■ **Do this**: Within the listing below, locate all lines containing the word "screenshot". Copy each one.

■ **Entries provided**:

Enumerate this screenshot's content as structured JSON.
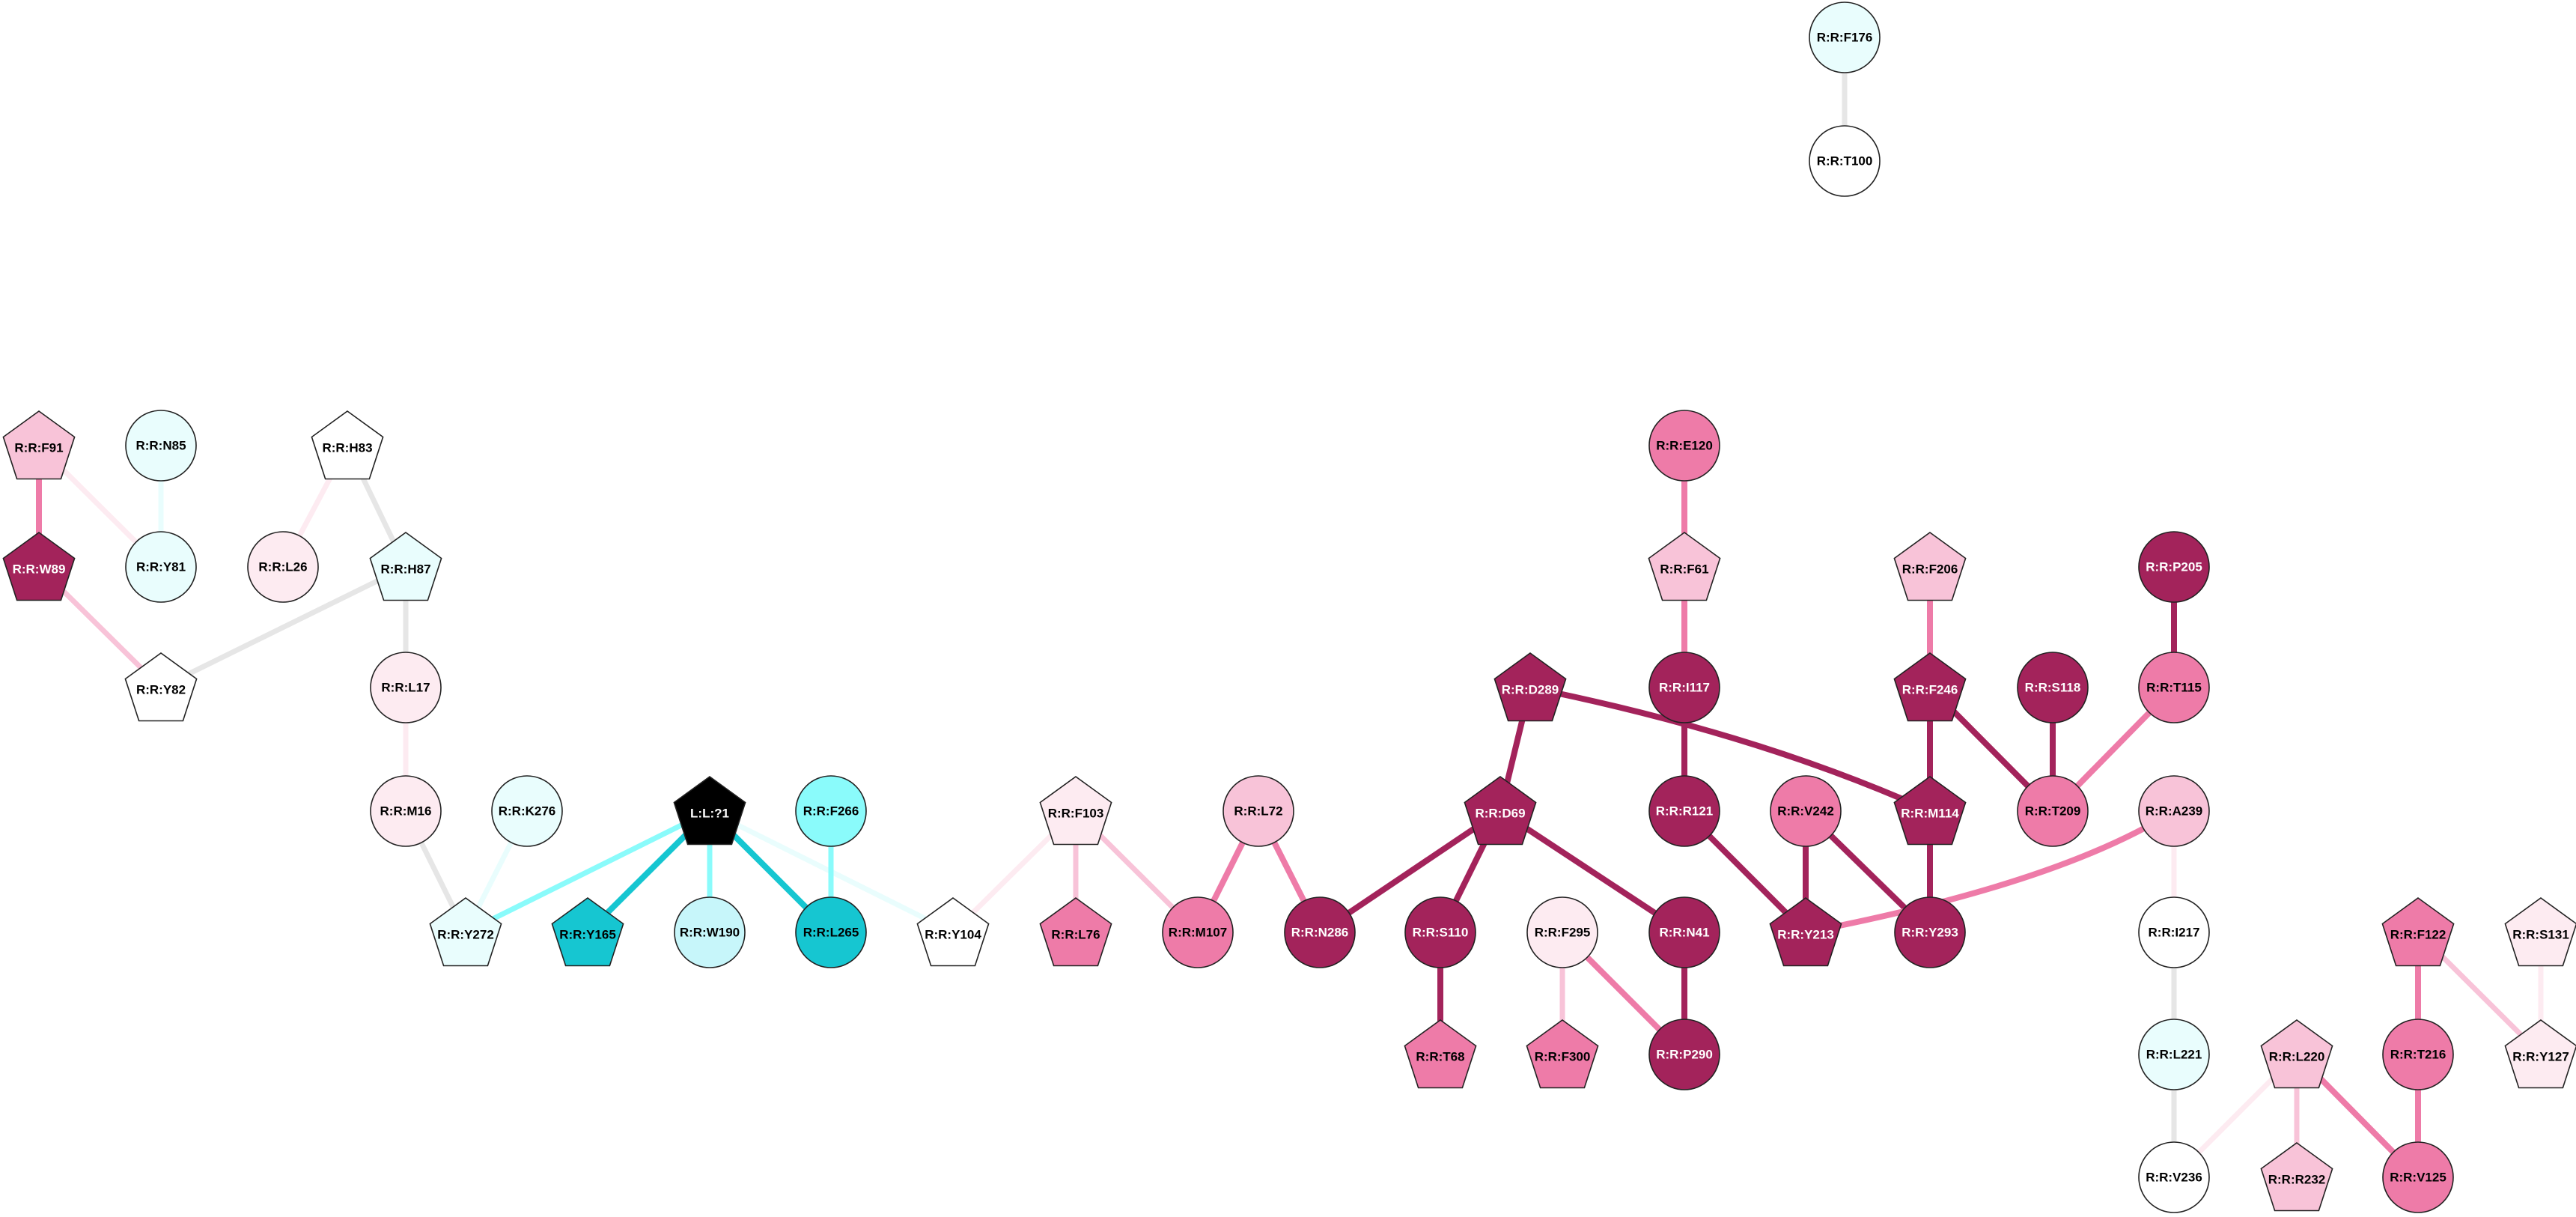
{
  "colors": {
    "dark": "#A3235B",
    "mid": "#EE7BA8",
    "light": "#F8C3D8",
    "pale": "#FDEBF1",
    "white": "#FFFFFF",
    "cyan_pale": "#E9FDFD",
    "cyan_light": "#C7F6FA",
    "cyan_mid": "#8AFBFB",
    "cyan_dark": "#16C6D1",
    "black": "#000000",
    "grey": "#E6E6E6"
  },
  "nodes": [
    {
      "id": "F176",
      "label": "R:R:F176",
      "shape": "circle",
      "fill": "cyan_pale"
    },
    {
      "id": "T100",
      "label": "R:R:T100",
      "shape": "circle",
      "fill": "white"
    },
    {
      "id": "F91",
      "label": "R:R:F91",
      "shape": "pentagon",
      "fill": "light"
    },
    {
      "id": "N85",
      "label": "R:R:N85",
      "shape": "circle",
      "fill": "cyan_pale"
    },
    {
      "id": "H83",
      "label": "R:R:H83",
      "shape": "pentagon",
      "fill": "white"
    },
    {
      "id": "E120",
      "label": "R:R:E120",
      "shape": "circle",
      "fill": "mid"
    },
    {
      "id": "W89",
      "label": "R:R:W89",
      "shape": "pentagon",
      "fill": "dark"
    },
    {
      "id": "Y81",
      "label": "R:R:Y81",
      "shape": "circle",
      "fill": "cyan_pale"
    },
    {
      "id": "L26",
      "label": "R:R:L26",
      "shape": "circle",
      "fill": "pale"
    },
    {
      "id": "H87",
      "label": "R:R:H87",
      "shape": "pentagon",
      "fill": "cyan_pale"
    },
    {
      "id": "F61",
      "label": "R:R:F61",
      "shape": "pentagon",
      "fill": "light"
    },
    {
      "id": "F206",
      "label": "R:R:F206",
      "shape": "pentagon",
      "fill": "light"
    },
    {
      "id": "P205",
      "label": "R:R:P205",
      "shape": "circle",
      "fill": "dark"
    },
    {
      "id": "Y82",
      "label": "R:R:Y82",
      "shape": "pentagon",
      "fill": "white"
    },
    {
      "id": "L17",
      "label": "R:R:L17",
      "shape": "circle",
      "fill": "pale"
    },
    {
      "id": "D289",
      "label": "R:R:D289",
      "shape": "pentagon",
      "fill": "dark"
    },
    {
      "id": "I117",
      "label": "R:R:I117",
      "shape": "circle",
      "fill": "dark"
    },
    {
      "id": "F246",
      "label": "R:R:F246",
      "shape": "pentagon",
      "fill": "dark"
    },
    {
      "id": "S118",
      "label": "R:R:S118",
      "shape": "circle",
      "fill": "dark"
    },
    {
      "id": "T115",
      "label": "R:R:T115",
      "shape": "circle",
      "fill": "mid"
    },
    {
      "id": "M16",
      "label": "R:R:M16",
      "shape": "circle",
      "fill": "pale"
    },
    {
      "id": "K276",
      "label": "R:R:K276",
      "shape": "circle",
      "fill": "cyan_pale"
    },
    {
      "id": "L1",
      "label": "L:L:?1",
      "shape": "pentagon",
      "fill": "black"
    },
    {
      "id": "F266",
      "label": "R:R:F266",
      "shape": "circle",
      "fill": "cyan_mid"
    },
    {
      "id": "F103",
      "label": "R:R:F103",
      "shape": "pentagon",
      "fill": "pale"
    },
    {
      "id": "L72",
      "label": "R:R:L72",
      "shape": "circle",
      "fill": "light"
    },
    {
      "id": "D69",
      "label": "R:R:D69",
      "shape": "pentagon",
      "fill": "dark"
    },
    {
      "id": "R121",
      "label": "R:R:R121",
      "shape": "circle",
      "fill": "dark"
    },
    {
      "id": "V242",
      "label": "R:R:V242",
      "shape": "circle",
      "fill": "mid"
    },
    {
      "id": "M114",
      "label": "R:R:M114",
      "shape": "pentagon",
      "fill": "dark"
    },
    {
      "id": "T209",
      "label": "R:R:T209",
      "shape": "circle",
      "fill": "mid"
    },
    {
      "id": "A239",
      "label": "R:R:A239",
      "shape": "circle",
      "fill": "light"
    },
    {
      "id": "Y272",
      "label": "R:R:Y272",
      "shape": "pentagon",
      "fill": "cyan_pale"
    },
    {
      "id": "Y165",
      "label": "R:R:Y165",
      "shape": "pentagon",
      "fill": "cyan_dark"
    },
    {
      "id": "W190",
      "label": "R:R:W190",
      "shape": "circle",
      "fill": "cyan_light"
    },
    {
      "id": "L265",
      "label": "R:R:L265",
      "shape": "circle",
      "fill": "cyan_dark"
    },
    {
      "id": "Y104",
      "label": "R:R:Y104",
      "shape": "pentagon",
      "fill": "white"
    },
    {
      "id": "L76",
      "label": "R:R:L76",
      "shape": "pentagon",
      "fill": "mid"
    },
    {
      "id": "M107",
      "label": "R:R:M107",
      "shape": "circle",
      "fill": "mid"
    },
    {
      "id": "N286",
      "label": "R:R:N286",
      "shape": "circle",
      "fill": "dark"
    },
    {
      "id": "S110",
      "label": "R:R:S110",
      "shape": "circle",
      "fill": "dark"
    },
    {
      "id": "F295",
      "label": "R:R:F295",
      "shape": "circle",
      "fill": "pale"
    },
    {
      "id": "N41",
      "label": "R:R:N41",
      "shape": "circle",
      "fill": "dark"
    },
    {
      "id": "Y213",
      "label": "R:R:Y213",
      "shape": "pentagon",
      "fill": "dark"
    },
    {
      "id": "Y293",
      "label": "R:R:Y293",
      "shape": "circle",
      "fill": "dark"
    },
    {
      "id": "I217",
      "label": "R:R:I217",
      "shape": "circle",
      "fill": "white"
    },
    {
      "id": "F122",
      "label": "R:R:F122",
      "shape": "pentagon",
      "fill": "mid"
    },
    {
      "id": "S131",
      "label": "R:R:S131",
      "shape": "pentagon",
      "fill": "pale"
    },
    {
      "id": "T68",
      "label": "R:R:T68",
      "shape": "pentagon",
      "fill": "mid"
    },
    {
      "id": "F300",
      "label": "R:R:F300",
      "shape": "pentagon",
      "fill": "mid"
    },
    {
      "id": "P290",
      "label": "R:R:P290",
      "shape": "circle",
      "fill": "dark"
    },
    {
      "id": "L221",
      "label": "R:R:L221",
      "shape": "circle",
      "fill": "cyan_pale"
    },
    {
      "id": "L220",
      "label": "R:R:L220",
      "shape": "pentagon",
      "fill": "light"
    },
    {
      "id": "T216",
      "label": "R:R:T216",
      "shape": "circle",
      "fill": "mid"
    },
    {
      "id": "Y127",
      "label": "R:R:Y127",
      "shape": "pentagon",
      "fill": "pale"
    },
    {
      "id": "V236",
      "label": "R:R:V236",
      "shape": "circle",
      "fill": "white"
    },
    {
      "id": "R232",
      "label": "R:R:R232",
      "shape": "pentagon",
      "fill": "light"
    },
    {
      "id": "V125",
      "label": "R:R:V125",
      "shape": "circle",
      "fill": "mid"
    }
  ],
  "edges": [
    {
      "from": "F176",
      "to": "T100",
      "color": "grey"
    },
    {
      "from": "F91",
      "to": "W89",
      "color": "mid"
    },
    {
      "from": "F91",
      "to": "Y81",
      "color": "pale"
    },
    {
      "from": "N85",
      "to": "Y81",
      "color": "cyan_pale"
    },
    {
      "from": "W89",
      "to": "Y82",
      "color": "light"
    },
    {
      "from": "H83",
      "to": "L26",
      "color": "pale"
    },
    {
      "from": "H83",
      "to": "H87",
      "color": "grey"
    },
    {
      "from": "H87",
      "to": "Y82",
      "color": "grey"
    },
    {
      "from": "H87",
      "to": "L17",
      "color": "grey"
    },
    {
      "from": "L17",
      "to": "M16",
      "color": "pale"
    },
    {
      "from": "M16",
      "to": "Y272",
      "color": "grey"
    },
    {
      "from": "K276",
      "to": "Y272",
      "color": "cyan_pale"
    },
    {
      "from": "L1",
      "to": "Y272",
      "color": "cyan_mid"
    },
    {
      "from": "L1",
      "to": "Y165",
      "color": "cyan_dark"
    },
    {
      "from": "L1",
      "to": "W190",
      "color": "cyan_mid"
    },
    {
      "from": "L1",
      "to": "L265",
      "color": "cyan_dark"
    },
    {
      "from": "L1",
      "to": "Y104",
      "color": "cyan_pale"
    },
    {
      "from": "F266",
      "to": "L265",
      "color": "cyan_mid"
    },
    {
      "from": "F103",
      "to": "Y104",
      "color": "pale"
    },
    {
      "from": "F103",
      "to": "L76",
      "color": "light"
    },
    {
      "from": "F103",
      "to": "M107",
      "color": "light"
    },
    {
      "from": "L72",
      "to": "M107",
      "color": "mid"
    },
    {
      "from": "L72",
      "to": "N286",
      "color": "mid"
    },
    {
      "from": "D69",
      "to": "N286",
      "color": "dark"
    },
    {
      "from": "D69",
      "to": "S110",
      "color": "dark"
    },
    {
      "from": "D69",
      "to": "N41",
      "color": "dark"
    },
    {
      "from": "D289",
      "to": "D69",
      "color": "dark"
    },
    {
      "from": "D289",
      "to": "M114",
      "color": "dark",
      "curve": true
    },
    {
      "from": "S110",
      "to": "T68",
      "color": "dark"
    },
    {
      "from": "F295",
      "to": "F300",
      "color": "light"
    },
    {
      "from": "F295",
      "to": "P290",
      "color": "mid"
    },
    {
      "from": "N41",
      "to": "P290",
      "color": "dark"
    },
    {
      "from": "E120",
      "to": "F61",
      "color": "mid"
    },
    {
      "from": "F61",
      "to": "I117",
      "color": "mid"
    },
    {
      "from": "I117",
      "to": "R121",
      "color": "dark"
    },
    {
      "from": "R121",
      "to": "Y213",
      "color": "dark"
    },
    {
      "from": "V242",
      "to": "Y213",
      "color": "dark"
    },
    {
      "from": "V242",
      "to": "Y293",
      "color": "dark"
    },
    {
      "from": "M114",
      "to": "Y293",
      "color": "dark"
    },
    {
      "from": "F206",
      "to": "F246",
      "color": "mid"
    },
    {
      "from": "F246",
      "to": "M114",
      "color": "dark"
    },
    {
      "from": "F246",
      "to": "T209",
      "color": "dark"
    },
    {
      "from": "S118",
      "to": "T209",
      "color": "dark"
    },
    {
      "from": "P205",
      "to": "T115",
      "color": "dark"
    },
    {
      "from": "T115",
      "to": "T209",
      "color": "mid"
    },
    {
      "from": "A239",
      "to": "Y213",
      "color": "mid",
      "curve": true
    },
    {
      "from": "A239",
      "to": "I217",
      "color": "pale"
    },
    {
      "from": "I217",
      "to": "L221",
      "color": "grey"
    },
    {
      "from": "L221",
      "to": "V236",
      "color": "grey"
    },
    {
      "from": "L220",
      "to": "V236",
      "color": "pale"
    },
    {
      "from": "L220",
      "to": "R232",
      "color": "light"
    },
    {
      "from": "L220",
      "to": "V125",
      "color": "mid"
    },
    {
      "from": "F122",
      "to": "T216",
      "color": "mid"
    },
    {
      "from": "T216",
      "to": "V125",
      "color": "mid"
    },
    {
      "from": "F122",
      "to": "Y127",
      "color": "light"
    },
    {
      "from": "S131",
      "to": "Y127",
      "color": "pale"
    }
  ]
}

---

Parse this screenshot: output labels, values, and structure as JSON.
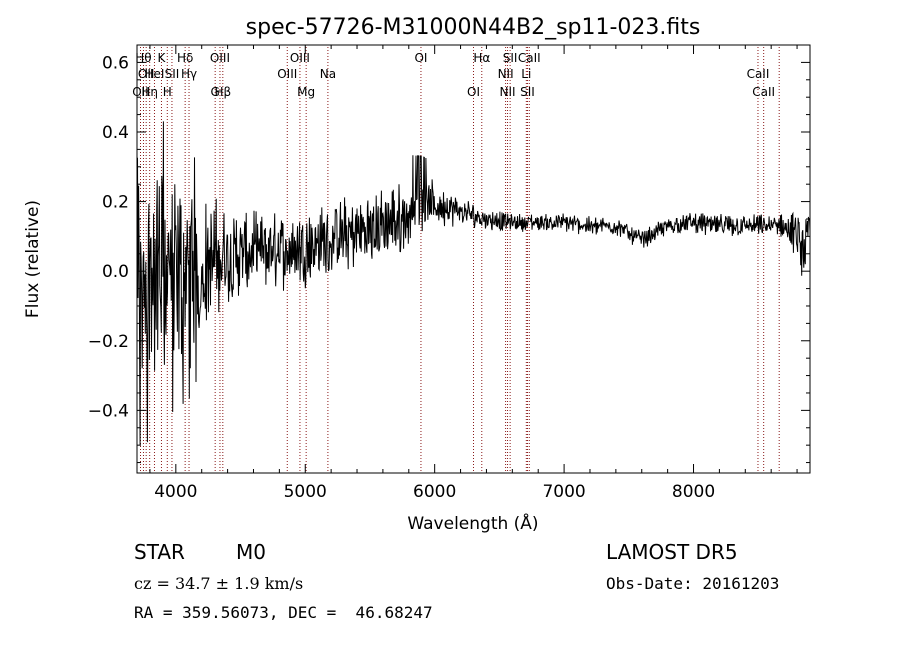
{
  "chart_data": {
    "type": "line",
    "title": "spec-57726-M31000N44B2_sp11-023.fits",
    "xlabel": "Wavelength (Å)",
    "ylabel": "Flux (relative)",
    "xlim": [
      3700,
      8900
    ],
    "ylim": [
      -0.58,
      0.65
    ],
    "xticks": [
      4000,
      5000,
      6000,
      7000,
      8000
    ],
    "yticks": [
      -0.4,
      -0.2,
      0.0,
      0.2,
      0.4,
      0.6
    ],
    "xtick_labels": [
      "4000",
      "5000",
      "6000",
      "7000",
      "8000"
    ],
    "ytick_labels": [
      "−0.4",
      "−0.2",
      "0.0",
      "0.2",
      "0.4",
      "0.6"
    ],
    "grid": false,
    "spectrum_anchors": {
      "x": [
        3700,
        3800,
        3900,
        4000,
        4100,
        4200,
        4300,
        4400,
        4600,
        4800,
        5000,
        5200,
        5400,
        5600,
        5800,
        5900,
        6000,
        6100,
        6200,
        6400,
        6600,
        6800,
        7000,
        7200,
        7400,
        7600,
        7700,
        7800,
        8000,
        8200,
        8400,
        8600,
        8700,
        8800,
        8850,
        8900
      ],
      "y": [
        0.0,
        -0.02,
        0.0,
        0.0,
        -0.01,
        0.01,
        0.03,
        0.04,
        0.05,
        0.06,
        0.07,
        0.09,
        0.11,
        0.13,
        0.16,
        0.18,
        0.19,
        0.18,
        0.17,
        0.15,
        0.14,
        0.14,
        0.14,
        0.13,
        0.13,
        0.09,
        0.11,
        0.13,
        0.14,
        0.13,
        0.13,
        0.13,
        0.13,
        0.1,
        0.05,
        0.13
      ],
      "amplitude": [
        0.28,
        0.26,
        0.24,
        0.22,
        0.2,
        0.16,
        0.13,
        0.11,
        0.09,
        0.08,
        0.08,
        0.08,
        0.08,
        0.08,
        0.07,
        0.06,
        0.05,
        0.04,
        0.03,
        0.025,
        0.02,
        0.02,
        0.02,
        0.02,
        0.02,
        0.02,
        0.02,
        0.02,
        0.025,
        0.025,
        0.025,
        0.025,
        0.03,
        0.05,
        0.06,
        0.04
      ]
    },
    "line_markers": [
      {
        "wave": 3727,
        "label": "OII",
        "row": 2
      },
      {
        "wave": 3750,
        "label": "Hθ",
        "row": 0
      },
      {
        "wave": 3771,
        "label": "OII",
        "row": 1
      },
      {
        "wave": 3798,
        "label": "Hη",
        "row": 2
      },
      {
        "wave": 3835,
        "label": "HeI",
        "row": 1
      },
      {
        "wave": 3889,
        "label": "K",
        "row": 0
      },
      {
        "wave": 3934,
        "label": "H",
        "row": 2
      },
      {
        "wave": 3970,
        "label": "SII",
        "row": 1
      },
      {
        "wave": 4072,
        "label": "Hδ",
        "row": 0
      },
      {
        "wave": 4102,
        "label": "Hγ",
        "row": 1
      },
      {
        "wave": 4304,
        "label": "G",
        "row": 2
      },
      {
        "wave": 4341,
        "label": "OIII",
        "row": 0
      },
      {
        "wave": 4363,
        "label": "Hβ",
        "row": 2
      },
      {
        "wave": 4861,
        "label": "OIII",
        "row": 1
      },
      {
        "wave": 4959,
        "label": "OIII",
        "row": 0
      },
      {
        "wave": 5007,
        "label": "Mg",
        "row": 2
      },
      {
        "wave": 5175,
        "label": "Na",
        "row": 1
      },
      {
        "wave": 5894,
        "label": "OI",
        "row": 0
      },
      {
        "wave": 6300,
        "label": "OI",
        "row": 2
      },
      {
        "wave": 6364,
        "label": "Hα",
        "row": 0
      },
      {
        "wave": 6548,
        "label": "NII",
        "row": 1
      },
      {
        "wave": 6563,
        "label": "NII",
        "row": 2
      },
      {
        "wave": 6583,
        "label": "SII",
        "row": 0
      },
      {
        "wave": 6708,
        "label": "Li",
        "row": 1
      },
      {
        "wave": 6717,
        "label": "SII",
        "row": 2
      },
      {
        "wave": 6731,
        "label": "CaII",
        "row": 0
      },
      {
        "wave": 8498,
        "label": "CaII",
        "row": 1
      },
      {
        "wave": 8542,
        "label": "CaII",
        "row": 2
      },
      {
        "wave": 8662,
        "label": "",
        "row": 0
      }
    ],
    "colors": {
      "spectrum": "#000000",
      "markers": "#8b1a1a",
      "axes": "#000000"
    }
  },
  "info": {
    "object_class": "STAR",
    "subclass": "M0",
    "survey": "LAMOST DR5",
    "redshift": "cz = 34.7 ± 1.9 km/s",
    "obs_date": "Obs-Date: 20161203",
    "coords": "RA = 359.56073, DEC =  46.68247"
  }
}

■ **Task response**:
Enumerate this screenshot's content as structured JSON.
Parse this screenshot: output labels, values, and structure as JSON.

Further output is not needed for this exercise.